■ Task brief ■
Look through the listing below and give the number of lines that hold "this". Say nothing more.

■ Data records ■
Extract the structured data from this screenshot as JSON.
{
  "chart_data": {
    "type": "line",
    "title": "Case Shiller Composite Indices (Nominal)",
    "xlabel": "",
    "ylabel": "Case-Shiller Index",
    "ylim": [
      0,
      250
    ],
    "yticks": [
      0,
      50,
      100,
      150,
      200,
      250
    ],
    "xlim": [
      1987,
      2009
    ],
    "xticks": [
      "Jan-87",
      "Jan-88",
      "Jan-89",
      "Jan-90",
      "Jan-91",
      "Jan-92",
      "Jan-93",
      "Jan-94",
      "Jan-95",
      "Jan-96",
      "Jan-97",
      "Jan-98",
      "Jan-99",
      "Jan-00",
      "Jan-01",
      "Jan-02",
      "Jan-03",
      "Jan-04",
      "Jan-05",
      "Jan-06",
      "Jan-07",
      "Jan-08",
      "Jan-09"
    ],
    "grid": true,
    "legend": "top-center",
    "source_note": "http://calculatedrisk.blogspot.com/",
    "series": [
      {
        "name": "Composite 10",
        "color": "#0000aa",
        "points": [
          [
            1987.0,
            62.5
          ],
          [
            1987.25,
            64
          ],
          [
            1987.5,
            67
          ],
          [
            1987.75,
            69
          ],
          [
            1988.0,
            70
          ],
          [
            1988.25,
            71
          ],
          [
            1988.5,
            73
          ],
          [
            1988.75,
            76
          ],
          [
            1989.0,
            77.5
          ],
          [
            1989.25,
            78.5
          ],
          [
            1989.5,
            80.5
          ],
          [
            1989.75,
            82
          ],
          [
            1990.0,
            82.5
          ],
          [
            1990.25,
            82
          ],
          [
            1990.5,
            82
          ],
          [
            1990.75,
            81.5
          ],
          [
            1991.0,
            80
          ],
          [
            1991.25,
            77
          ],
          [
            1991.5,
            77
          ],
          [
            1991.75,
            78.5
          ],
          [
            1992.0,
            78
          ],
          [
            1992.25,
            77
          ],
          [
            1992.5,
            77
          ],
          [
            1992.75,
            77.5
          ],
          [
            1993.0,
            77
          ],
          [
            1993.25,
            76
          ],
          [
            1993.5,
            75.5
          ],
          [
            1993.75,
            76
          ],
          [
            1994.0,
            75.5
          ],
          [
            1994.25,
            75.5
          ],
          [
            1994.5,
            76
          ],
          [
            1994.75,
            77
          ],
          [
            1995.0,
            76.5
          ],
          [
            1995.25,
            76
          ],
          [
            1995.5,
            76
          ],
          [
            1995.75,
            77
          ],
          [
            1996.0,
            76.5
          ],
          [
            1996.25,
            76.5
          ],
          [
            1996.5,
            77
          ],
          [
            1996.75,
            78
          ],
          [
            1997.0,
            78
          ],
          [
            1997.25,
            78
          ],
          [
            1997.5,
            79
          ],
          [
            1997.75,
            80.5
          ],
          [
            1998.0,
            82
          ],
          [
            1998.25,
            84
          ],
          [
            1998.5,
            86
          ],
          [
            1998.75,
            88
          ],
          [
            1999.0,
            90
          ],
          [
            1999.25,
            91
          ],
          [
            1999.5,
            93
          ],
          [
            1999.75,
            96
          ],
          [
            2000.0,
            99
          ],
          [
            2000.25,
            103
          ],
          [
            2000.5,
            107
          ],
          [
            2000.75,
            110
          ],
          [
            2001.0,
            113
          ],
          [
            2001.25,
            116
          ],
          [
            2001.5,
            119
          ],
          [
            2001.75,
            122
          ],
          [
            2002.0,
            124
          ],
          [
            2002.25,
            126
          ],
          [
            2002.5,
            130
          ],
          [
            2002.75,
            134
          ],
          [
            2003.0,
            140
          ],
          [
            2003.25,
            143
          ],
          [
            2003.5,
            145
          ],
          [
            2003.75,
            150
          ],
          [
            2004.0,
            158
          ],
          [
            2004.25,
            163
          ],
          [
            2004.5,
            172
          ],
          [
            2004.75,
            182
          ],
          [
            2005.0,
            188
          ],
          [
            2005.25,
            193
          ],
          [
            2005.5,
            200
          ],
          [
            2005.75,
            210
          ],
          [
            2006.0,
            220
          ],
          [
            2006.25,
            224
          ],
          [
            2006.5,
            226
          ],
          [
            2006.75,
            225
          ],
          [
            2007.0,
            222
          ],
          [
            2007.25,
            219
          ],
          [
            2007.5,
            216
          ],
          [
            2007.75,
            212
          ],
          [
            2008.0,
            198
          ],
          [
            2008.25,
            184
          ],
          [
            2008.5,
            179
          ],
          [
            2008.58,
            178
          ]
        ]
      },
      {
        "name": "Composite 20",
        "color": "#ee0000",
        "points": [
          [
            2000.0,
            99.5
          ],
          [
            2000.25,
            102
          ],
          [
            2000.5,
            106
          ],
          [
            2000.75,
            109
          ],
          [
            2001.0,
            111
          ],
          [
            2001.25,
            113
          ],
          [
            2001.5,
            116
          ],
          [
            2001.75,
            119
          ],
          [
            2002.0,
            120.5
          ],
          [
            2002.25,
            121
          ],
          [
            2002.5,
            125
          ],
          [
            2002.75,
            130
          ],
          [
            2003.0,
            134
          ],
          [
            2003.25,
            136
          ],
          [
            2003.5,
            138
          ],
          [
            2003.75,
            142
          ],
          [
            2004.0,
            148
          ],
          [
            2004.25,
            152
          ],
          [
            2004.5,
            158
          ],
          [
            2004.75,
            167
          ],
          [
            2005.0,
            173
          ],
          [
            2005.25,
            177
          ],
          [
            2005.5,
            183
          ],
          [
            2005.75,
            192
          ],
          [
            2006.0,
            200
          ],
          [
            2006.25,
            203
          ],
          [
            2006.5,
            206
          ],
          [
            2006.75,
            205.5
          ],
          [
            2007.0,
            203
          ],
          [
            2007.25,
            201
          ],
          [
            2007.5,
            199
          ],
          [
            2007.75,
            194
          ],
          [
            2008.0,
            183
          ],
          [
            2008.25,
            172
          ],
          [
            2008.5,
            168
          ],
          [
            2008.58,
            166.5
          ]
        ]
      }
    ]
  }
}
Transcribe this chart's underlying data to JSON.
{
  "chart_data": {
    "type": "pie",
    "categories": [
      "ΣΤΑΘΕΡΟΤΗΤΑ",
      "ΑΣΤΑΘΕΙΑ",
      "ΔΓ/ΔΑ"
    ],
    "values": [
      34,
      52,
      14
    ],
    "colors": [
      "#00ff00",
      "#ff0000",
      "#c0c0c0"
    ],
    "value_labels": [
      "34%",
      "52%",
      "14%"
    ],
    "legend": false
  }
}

■ Written answer ■
2